--- Objective ---
Can you retype the part of the material that opens with the line containing "direct-costs-value: 489,10 —" and closes with the line containing "machines-total-value: 266,43 —", both lines included, copying every line character for character?

--- Material for the task ---
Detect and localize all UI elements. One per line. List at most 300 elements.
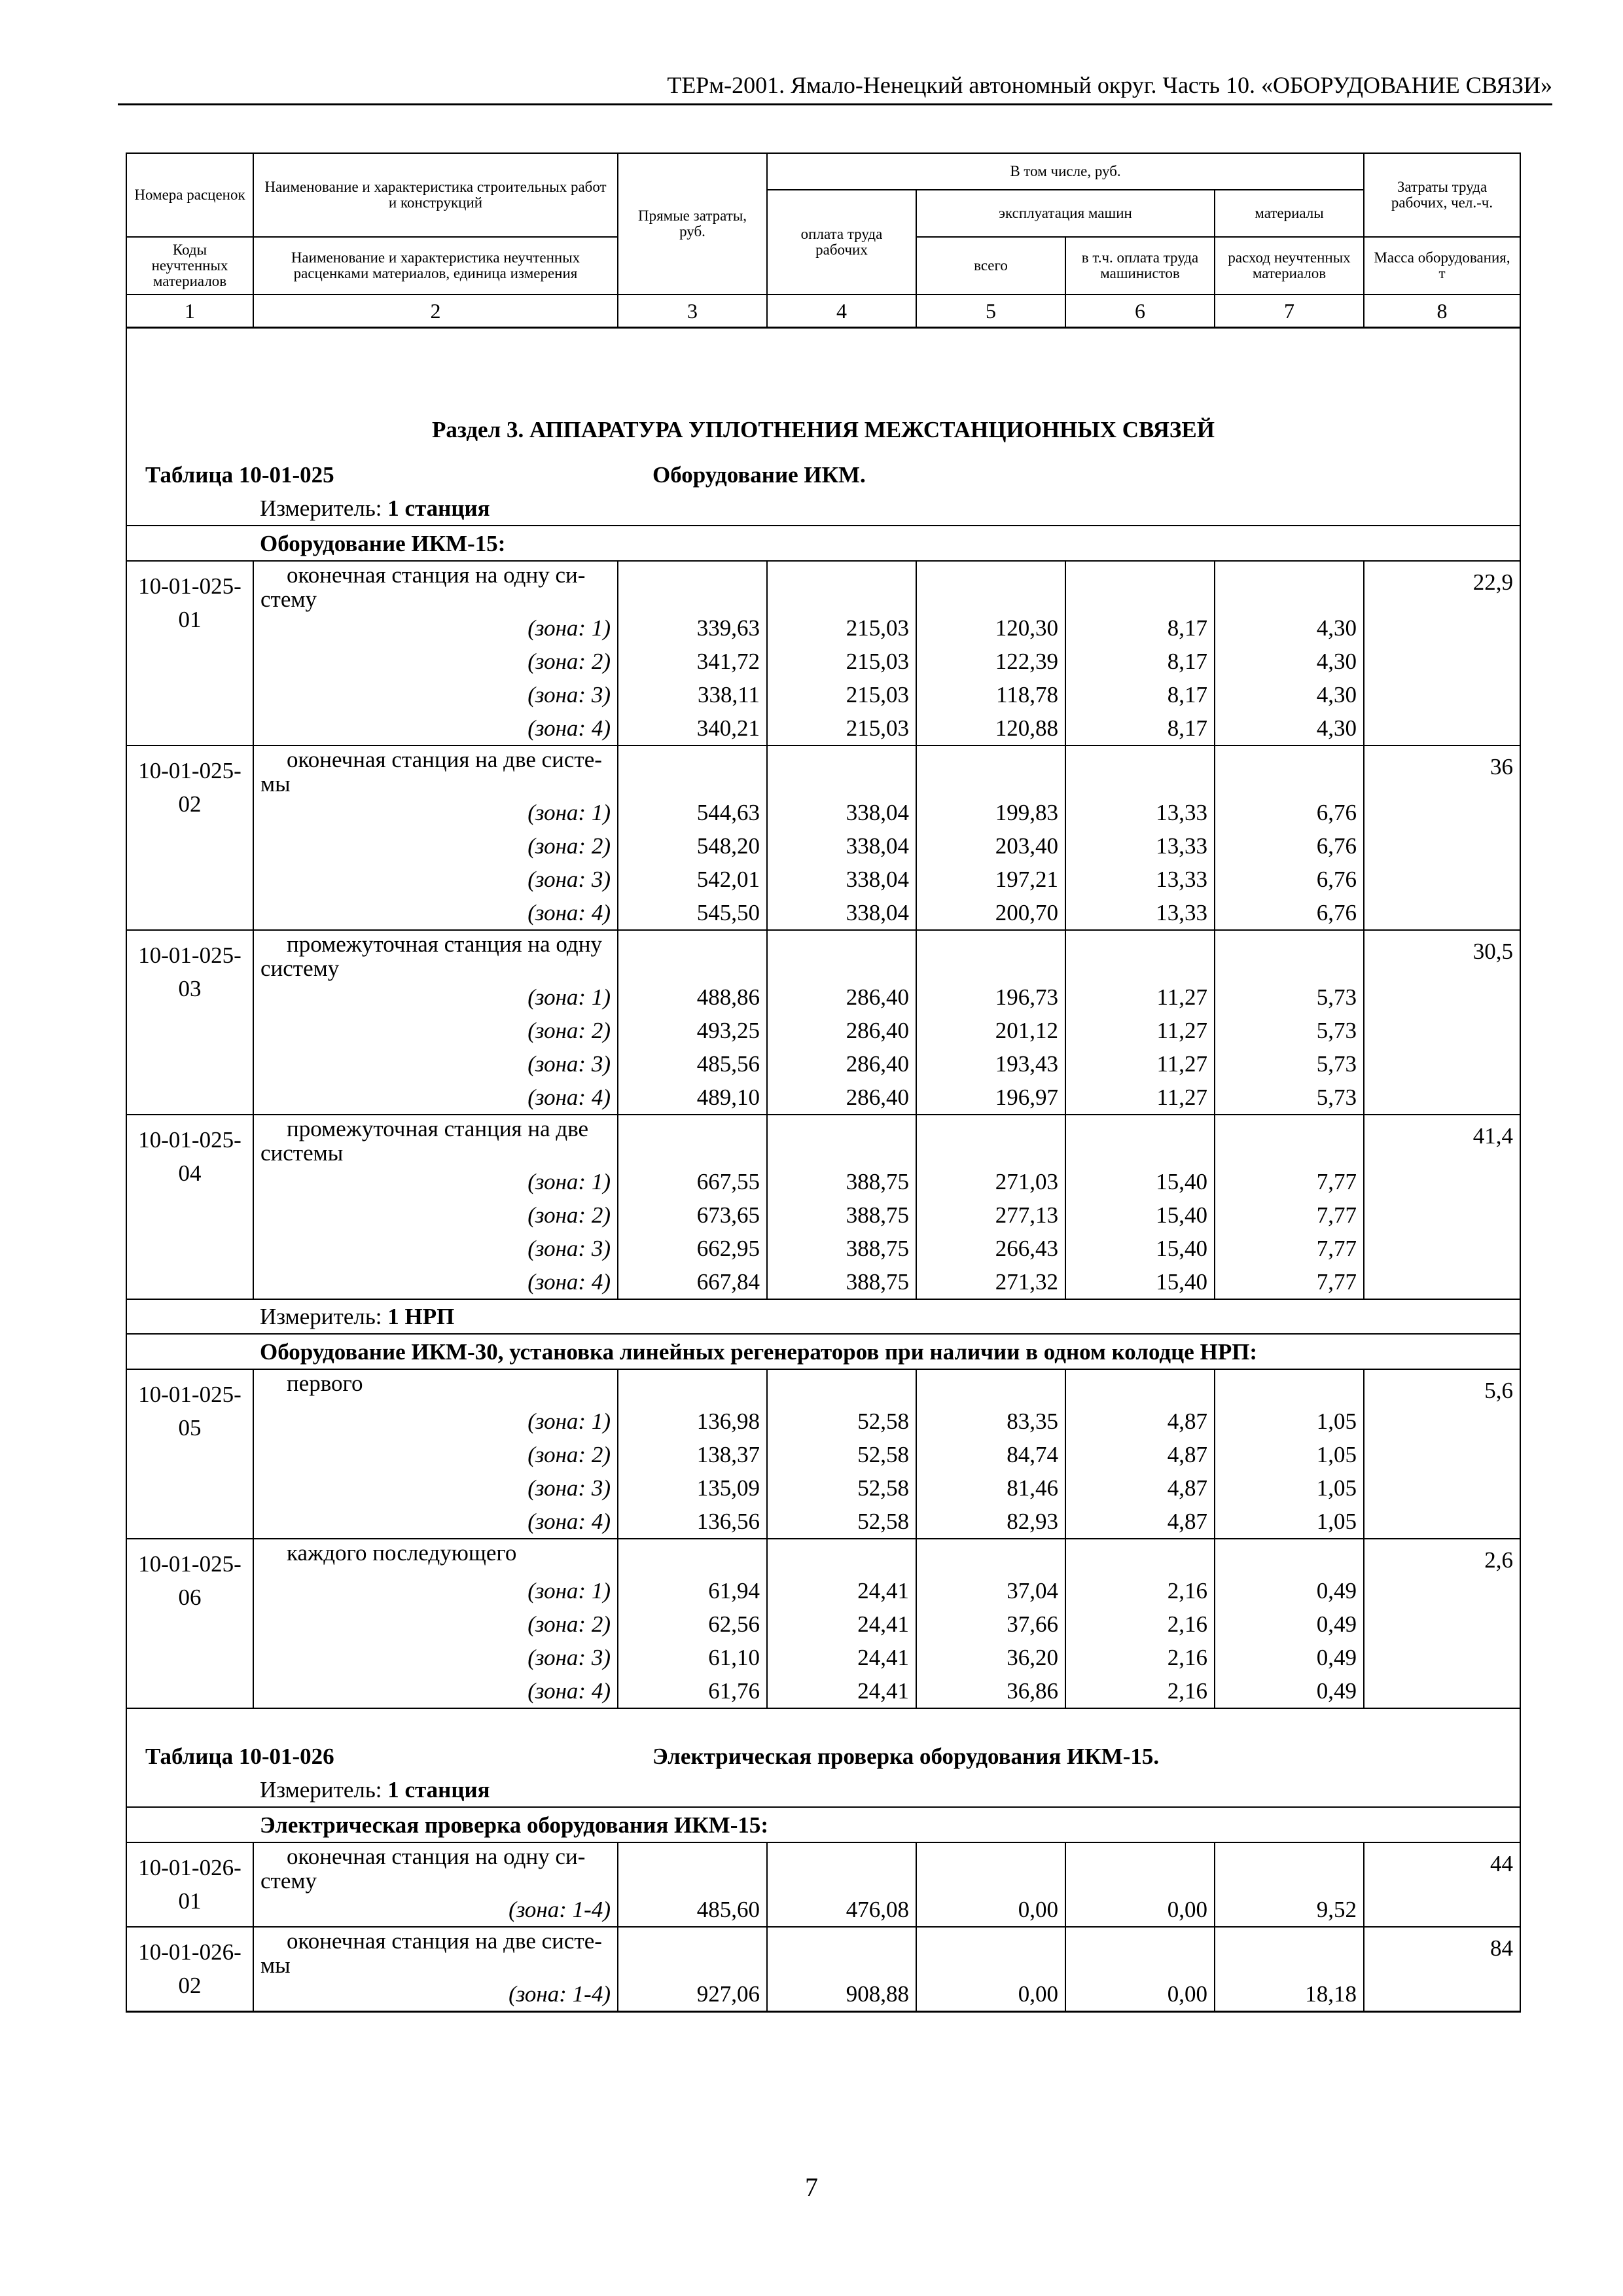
direct-costs-value: 489,10 — [618, 1081, 767, 1115]
work-name-line: стему — [260, 1868, 317, 1893]
wages-value: 24,41 — [767, 1641, 916, 1674]
table-label: Таблица 10-01-026 — [145, 1744, 334, 1769]
measure-cell — [253, 1299, 1520, 1334]
empty-cell — [1065, 1115, 1215, 1165]
wages-value: 215,03 — [767, 711, 916, 745]
measure-label: Измеритель: — [260, 1777, 388, 1803]
zone-label: (зона: 2) — [253, 1014, 618, 1047]
empty-cell — [767, 1369, 916, 1405]
rates-table — [126, 152, 1521, 2013]
wages-value: 52,58 — [767, 1471, 916, 1505]
machines-total-value: 266,43 — [916, 1232, 1065, 1265]
zone-label: (зона: 1-4) — [253, 1977, 618, 2012]
machinists-wages-value: 2,16 — [1065, 1641, 1215, 1674]
running-header: ТЕРм-2001. Ямало-Ненецкий автономный округ. Часть 10. «ОБОРУДОВАНИЕ СВЯЗИ» — [118, 71, 1552, 105]
work-name-line: мы — [260, 771, 291, 797]
wages-value: 52,58 — [767, 1505, 916, 1539]
wages-value: 286,40 — [767, 1081, 916, 1115]
materials-value: 5,73 — [1215, 1047, 1364, 1081]
materials-value: 0,49 — [1215, 1641, 1364, 1674]
materials-value: 5,73 — [1215, 980, 1364, 1014]
materials-value: 7,77 — [1215, 1165, 1364, 1198]
materials-value: 6,76 — [1215, 896, 1364, 930]
zone-label: (зона: 3) — [253, 1232, 618, 1265]
zone-label: (зона: 2) — [253, 1438, 618, 1471]
work-name-line: стему — [260, 586, 317, 612]
work-name-line: первого — [287, 1371, 363, 1396]
group-row — [126, 1334, 1520, 1369]
zone-label: (зона: 2) — [253, 829, 618, 863]
work-name-line: каждого последующего — [287, 1540, 517, 1566]
table-row — [126, 1115, 1520, 1165]
col-number: 5 — [916, 295, 1065, 328]
direct-costs-value: 542,01 — [618, 863, 767, 896]
empty-cell — [1065, 1369, 1215, 1405]
zone-row — [126, 1081, 1520, 1115]
measure-unit: 1 НРП — [387, 1304, 455, 1329]
group-spacer — [126, 1334, 253, 1369]
work-name-line: оконечная станция на две систе- — [287, 747, 602, 772]
section-row-cell — [126, 328, 1520, 459]
zone-row — [126, 1047, 1520, 1081]
materials-value: 7,77 — [1215, 1265, 1364, 1299]
wages-value: 388,75 — [767, 1232, 916, 1265]
col-materials-header: расход неучтенных материалов — [1215, 237, 1364, 295]
work-name — [253, 1115, 618, 1165]
zone-row — [126, 1893, 1520, 1927]
zone-row — [126, 863, 1520, 896]
group-title: Электрическая проверка оборудования ИКМ-15: — [253, 1807, 1520, 1842]
zone-label: (зона: 3) — [253, 1471, 618, 1505]
group-title: Оборудование ИКМ-30, установка линейных регенераторов при наличии в одном колодце НРП: — [253, 1334, 1520, 1369]
wages-value: 286,40 — [767, 1047, 916, 1081]
measure-row — [126, 492, 1520, 526]
work-name-line: промежуточная станция на две — [287, 1116, 589, 1141]
machines-total-value: 201,12 — [916, 1014, 1065, 1047]
work-name — [253, 1842, 618, 1893]
wages-value: 52,58 — [767, 1405, 916, 1438]
direct-costs-value: 493,25 — [618, 1014, 767, 1047]
zone-row — [126, 1607, 1520, 1641]
empty-cell — [1215, 561, 1364, 611]
measure-unit: 1 станция — [387, 1777, 490, 1803]
col-labor-header: Затраты труда рабочих, чел.-ч. — [1364, 153, 1520, 237]
direct-costs-value: 548,20 — [618, 829, 767, 863]
work-name-line: промежуточная станция на одну — [287, 931, 602, 957]
table-row — [126, 561, 1520, 611]
machinists-wages-value: 13,33 — [1065, 896, 1215, 930]
materials-value: 9,52 — [1215, 1893, 1364, 1927]
zone-label: (зона: 1) — [253, 1574, 618, 1607]
zone-label: (зона: 4) — [253, 1081, 618, 1115]
machinists-wages-value: 4,87 — [1065, 1505, 1215, 1539]
work-name-line: системы — [260, 1140, 344, 1166]
machines-total-value: 118,78 — [916, 678, 1065, 711]
direct-costs-value: 667,55 — [618, 1165, 767, 1198]
zone-row — [126, 1471, 1520, 1505]
direct-costs-value: 135,09 — [618, 1471, 767, 1505]
col-number: 4 — [767, 295, 916, 328]
materials-value: 4,30 — [1215, 678, 1364, 711]
measure-label: Измеритель: — [260, 1304, 388, 1329]
machinists-wages-value: 8,17 — [1065, 678, 1215, 711]
group-spacer — [126, 1807, 253, 1842]
wages-value: 338,04 — [767, 796, 916, 829]
table-title: Оборудование ИКМ. — [652, 462, 866, 488]
zone-label: (зона: 1) — [253, 1405, 618, 1438]
col-number: 6 — [1065, 295, 1215, 328]
zone-row — [126, 1438, 1520, 1471]
work-name-line: мы — [260, 1952, 291, 1978]
materials-value: 5,73 — [1215, 1081, 1364, 1115]
wages-value: 338,04 — [767, 896, 916, 930]
zone-row — [126, 829, 1520, 863]
labor-value: 41,4 — [1364, 1115, 1520, 1299]
direct-costs-value: 136,98 — [618, 1405, 767, 1438]
work-name — [253, 745, 618, 796]
direct-costs-value: 340,21 — [618, 711, 767, 745]
direct-costs-value: 339,63 — [618, 611, 767, 645]
empty-cell — [618, 1927, 767, 1977]
machinists-wages-value: 13,33 — [1065, 863, 1215, 896]
empty-cell — [916, 745, 1065, 796]
work-name — [253, 1369, 618, 1405]
zone-label: (зона: 1) — [253, 1165, 618, 1198]
rate-code: 10-01-025-06 — [126, 1539, 253, 1708]
machines-total-value: 120,30 — [916, 611, 1065, 645]
materials-header: материалы — [1215, 190, 1364, 237]
zone-row — [126, 1014, 1520, 1047]
wages-value: 476,08 — [767, 1893, 916, 1927]
direct-costs-value: 545,50 — [618, 896, 767, 930]
zone-row — [126, 796, 1520, 829]
rate-code: 10-01-025-01 — [126, 561, 253, 745]
machinists-wages-value: 2,16 — [1065, 1607, 1215, 1641]
zone-row — [126, 1505, 1520, 1539]
machines-total-value: 0,00 — [916, 1977, 1065, 2012]
materials-value: 0,49 — [1215, 1674, 1364, 1708]
machines-total-value: 83,35 — [916, 1405, 1065, 1438]
empty-cell — [916, 1115, 1065, 1165]
zone-row — [126, 1977, 1520, 2012]
empty-cell — [916, 1539, 1065, 1574]
direct-costs-value: 341,72 — [618, 645, 767, 678]
machines-total-value: 203,40 — [916, 829, 1065, 863]
zone-row — [126, 678, 1520, 711]
measure-row — [126, 1773, 1520, 1807]
empty-cell — [618, 930, 767, 980]
zone-row — [126, 1574, 1520, 1607]
empty-cell — [767, 1927, 916, 1977]
wages-value: 215,03 — [767, 645, 916, 678]
empty-cell — [618, 745, 767, 796]
zone-row — [126, 980, 1520, 1014]
zone-label: (зона: 1) — [253, 980, 618, 1014]
machines-header: эксплуатация машин — [916, 190, 1215, 237]
including-header: В том числе, руб. — [767, 153, 1364, 190]
machines-total-value: 81,46 — [916, 1471, 1065, 1505]
labor-value: 36 — [1364, 745, 1520, 930]
empty-cell — [1065, 1927, 1215, 1977]
zone-row — [126, 1641, 1520, 1674]
empty-cell — [1065, 561, 1215, 611]
work-name — [253, 561, 618, 611]
empty-cell — [1065, 930, 1215, 980]
table-title-row-cell — [126, 1708, 1520, 1773]
col-number: 7 — [1215, 295, 1364, 328]
empty-cell — [767, 1842, 916, 1893]
zone-row — [126, 1165, 1520, 1198]
materials-value: 7,77 — [1215, 1198, 1364, 1232]
rate-code: 10-01-026-01 — [126, 1842, 253, 1927]
machinists-wages-value: 13,33 — [1065, 829, 1215, 863]
zone-label: (зона: 4) — [253, 1265, 618, 1299]
direct-costs-value: 927,06 — [618, 1977, 767, 2012]
group-row — [126, 1807, 1520, 1842]
labor-value: 22,9 — [1364, 561, 1520, 745]
machinists-wages-value: 0,00 — [1065, 1977, 1215, 2012]
materials-value: 1,05 — [1215, 1405, 1364, 1438]
wages-value: 286,40 — [767, 1014, 916, 1047]
empty-cell — [916, 561, 1065, 611]
zone-label: (зона: 4) — [253, 1674, 618, 1708]
empty-cell — [767, 930, 916, 980]
materials-value: 1,05 — [1215, 1471, 1364, 1505]
machines-total-value: 197,21 — [916, 863, 1065, 896]
machinists-wages-value: 4,87 — [1065, 1471, 1215, 1505]
empty-cell — [1065, 745, 1215, 796]
direct-costs-value: 338,11 — [618, 678, 767, 711]
machinists-wages-value: 11,27 — [1065, 1047, 1215, 1081]
group-spacer — [126, 526, 253, 561]
zone-row — [126, 1198, 1520, 1232]
wages-value: 52,58 — [767, 1438, 916, 1471]
work-name — [253, 930, 618, 980]
materials-value: 4,30 — [1215, 611, 1364, 645]
wages-value: 24,41 — [767, 1574, 916, 1607]
machinists-wages-value: 11,27 — [1065, 980, 1215, 1014]
direct-costs-value: 485,56 — [618, 1047, 767, 1081]
zone-label: (зона: 2) — [253, 1607, 618, 1641]
materials-value: 6,76 — [1215, 796, 1364, 829]
machines-total-value: 196,97 — [916, 1081, 1065, 1115]
empty-cell — [767, 1115, 916, 1165]
machines-total-value: 271,32 — [916, 1265, 1065, 1299]
measure-unit: 1 станция — [387, 495, 490, 521]
col-name-header: Наименование и характеристика строительных работ и конструкций — [253, 153, 618, 237]
wages-value: 908,88 — [767, 1977, 916, 2012]
measure-spacer — [126, 1299, 253, 1334]
direct-costs-value: 61,76 — [618, 1674, 767, 1708]
zone-label: (зона: 1) — [253, 611, 618, 645]
labor-value: 5,6 — [1364, 1369, 1520, 1539]
materials-value: 1,05 — [1215, 1438, 1364, 1471]
wages-value: 388,75 — [767, 1198, 916, 1232]
labor-value: 30,5 — [1364, 930, 1520, 1115]
work-name — [253, 1539, 618, 1574]
rate-code: 10-01-025-03 — [126, 930, 253, 1115]
machines-total-value: 84,74 — [916, 1438, 1065, 1471]
labor-value: 2,6 — [1364, 1539, 1520, 1708]
machinists-wages-value: 11,27 — [1065, 1081, 1215, 1115]
zone-row — [126, 1674, 1520, 1708]
page-number: 7 — [805, 2172, 818, 2202]
direct-costs-value: 136,56 — [618, 1505, 767, 1539]
work-name-line: систему — [260, 956, 340, 981]
col-direct-costs-header: Прямые затраты, руб. — [618, 153, 767, 295]
col-material-codes-header: Коды неучтенных материалов — [126, 237, 253, 295]
machinists-wages-value: 4,87 — [1065, 1405, 1215, 1438]
empty-cell — [767, 561, 916, 611]
labor-value: 44 — [1364, 1842, 1520, 1927]
wages-value: 215,03 — [767, 678, 916, 711]
direct-costs-value: 544,63 — [618, 796, 767, 829]
machines-total-value: 120,88 — [916, 711, 1065, 745]
machines-total-value: 82,93 — [916, 1505, 1065, 1539]
table-row — [126, 930, 1520, 980]
measure-spacer — [126, 1773, 253, 1807]
col-mass-header: Масса оборудования, т — [1364, 237, 1520, 295]
section-row — [126, 328, 1520, 459]
table-title-row-cell — [126, 458, 1520, 492]
col-material-name-header: Наименование и характеристика неучтенных расценками материалов, единица измерения — [253, 237, 618, 295]
machinists-wages-value: 15,40 — [1065, 1265, 1215, 1299]
empty-cell — [618, 561, 767, 611]
machinists-wages-value: 4,87 — [1065, 1438, 1215, 1471]
measure-spacer — [126, 492, 253, 526]
empty-cell — [916, 1842, 1065, 1893]
materials-value: 6,76 — [1215, 863, 1364, 896]
machines-total-value: 37,04 — [916, 1574, 1065, 1607]
machinists-wages-value: 8,17 — [1065, 611, 1215, 645]
materials-value: 4,30 — [1215, 711, 1364, 745]
zone-label: (зона: 3) — [253, 1641, 618, 1674]
machinists-wages-value: 8,17 — [1065, 711, 1215, 745]
wages-value: 24,41 — [767, 1674, 916, 1708]
wages-value: 338,04 — [767, 829, 916, 863]
direct-costs-value: 138,37 — [618, 1438, 767, 1471]
direct-costs-value: 62,56 — [618, 1607, 767, 1641]
zone-label: (зона: 3) — [253, 678, 618, 711]
zone-row — [126, 711, 1520, 745]
materials-value: 4,30 — [1215, 645, 1364, 678]
zone-row — [126, 1232, 1520, 1265]
materials-value: 5,73 — [1215, 1014, 1364, 1047]
table-label: Таблица 10-01-025 — [145, 462, 334, 488]
col-number: 1 — [126, 295, 253, 328]
rate-code: 10-01-025-02 — [126, 745, 253, 930]
empty-cell — [1065, 1842, 1215, 1893]
measure-label: Измеритель: — [260, 495, 388, 521]
measure-row — [126, 1299, 1520, 1334]
col-codes-header: Номера расценок — [126, 153, 253, 237]
empty-cell — [1215, 1369, 1364, 1405]
table-row — [126, 1369, 1520, 1405]
rate-code: 10-01-025-05 — [126, 1369, 253, 1539]
machines-total-value: 37,66 — [916, 1607, 1065, 1641]
empty-cell — [1215, 1539, 1364, 1574]
zone-label: (зона: 4) — [253, 1505, 618, 1539]
empty-cell — [1215, 745, 1364, 796]
zone-label: (зона: 3) — [253, 1047, 618, 1081]
work-name-line: оконечная станция на две систе- — [287, 1928, 602, 1954]
table-row — [126, 1927, 1520, 1977]
direct-costs-value: 61,10 — [618, 1641, 767, 1674]
table-row — [126, 1842, 1520, 1893]
empty-cell — [1215, 930, 1364, 980]
machinists-wages-value: 2,16 — [1065, 1574, 1215, 1607]
machines-total-value: 277,13 — [916, 1198, 1065, 1232]
empty-cell — [1215, 1927, 1364, 1977]
materials-value: 7,77 — [1215, 1232, 1364, 1265]
table-title-row — [126, 458, 1520, 492]
machinists-wages-value: 11,27 — [1065, 1014, 1215, 1047]
zone-label: (зона: 2) — [253, 645, 618, 678]
empty-cell — [618, 1369, 767, 1405]
machines-total-value: 122,39 — [916, 645, 1065, 678]
table-header — [126, 153, 1520, 328]
direct-costs-value: 61,94 — [618, 1574, 767, 1607]
direct-costs-value: 485,60 — [618, 1893, 767, 1927]
zone-row — [126, 611, 1520, 645]
empty-cell — [916, 930, 1065, 980]
materials-value: 18,18 — [1215, 1977, 1364, 2012]
wages-value: 338,04 — [767, 863, 916, 896]
zone-row — [126, 1265, 1520, 1299]
machinists-wages-value: 2,16 — [1065, 1674, 1215, 1708]
direct-costs-value: 662,95 — [618, 1232, 767, 1265]
empty-cell — [1215, 1115, 1364, 1165]
measure-cell — [253, 1773, 1520, 1807]
col-number: 2 — [253, 295, 618, 328]
table-row — [126, 1539, 1520, 1574]
table-row — [126, 745, 1520, 796]
col-number: 8 — [1364, 295, 1520, 328]
empty-cell — [767, 745, 916, 796]
machinists-wages-value: 13,33 — [1065, 796, 1215, 829]
empty-cell — [618, 1539, 767, 1574]
col-machines-total-header: всего — [916, 237, 1065, 295]
table-body — [126, 328, 1520, 2012]
zone-label: (зона: 1) — [253, 796, 618, 829]
col-wages-header: оплата труда рабочих — [767, 190, 916, 295]
zone-label: (зона: 2) — [253, 1198, 618, 1232]
section-title: Раздел 3. АППАРАТУРА УПЛОТНЕНИЯ МЕЖСТАНЦИОННЫХ СВЯЗЕЙ — [432, 417, 1215, 442]
col-number: 3 — [618, 295, 767, 328]
table-title: Электрическая проверка оборудования ИКМ-15. — [652, 1744, 1160, 1769]
machinists-wages-value: 15,40 — [1065, 1165, 1215, 1198]
work-name-line: оконечная станция на одну си- — [287, 562, 586, 588]
empty-cell — [916, 1927, 1065, 1977]
empty-cell — [618, 1842, 767, 1893]
zone-row — [126, 1405, 1520, 1438]
measure-cell — [253, 492, 1520, 526]
machines-total-value: 0,00 — [916, 1893, 1065, 1927]
wages-value: 286,40 — [767, 980, 916, 1014]
machines-total-value: 36,20 — [916, 1641, 1065, 1674]
rate-code: 10-01-025-04 — [126, 1115, 253, 1299]
rate-code: 10-01-026-02 — [126, 1927, 253, 2012]
materials-value: 6,76 — [1215, 829, 1364, 863]
col-machinists-header: в т.ч. оплата труда машинистов — [1065, 237, 1215, 295]
machines-total-value: 36,86 — [916, 1674, 1065, 1708]
zone-label: (зона: 4) — [253, 711, 618, 745]
machinists-wages-value: 15,40 — [1065, 1198, 1215, 1232]
materials-value: 1,05 — [1215, 1505, 1364, 1539]
empty-cell — [1065, 1539, 1215, 1574]
table-title-row — [126, 1708, 1520, 1773]
labor-value: 84 — [1364, 1927, 1520, 2012]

--- Result of the exercise ---
direct-costs-value: 489,10 — [618, 1081, 767, 1115]
work-name-line: стему — [260, 1868, 317, 1893]
wages-value: 24,41 — [767, 1641, 916, 1674]
table-label: Таблица 10-01-026 — [145, 1744, 334, 1769]
measure-cell — [253, 1299, 1520, 1334]
empty-cell — [1065, 1115, 1215, 1165]
wages-value: 215,03 — [767, 711, 916, 745]
measure-label: Измеритель: — [260, 1777, 388, 1803]
zone-label: (зона: 2) — [253, 1014, 618, 1047]
empty-cell — [767, 1369, 916, 1405]
rates-table — [126, 152, 1521, 2013]
wages-value: 52,58 — [767, 1471, 916, 1505]
machines-total-value: 266,43 — [916, 1232, 1065, 1265]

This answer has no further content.